- **Task goal**
Filter the records for lines holding the string "name".

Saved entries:
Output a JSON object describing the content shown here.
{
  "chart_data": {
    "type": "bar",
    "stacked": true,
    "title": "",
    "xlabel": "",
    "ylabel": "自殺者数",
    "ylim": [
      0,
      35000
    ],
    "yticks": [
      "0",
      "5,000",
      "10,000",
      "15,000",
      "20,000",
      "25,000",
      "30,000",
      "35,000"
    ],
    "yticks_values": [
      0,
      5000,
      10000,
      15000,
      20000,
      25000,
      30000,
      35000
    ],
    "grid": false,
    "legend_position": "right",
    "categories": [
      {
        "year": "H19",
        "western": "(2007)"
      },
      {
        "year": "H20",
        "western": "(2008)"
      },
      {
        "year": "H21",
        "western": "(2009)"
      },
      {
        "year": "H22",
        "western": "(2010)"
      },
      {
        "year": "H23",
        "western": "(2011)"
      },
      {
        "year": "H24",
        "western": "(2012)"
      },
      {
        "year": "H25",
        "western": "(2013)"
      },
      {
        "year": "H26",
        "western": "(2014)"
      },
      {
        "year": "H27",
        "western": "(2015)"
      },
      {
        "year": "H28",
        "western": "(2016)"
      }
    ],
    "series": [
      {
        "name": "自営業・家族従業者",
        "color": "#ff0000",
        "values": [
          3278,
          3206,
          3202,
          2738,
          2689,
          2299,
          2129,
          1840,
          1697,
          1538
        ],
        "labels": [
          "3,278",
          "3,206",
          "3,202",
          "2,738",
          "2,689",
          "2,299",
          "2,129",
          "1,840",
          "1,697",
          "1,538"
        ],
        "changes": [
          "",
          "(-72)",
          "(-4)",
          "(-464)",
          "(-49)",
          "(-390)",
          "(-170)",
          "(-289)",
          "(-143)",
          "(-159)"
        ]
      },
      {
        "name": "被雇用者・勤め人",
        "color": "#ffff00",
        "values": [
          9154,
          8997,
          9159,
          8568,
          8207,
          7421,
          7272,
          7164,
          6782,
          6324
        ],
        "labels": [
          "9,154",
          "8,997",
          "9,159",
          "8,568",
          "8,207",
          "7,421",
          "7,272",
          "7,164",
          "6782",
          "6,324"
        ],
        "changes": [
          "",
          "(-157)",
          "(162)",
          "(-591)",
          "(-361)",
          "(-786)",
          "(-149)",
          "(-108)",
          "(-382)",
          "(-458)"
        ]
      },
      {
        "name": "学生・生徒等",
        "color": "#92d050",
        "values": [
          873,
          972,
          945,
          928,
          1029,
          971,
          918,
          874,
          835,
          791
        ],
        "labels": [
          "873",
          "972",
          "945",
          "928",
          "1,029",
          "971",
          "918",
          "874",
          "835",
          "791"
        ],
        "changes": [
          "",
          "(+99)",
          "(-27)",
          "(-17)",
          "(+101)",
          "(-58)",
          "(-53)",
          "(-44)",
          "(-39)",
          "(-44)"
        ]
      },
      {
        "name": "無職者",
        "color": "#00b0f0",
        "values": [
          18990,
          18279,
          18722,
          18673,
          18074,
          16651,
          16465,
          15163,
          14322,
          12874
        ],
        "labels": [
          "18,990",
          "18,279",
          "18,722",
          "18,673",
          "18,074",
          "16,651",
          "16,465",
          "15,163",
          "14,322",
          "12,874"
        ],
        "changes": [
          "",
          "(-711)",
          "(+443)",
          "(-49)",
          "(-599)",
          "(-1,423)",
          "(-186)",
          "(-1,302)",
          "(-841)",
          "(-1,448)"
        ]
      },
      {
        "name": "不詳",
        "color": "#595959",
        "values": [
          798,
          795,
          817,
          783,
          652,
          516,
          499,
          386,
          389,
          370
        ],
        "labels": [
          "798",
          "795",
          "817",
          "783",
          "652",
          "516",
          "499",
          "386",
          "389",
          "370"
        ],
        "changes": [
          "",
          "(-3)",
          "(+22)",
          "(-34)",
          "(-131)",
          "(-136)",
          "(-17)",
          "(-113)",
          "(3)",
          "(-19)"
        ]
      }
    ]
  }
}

- **Reply**
        "name": "自営業・家族従業者",
        "name": "被雇用者・勤め人",
        "name": "学生・生徒等",
        "name": "無職者",
        "name": "不詳",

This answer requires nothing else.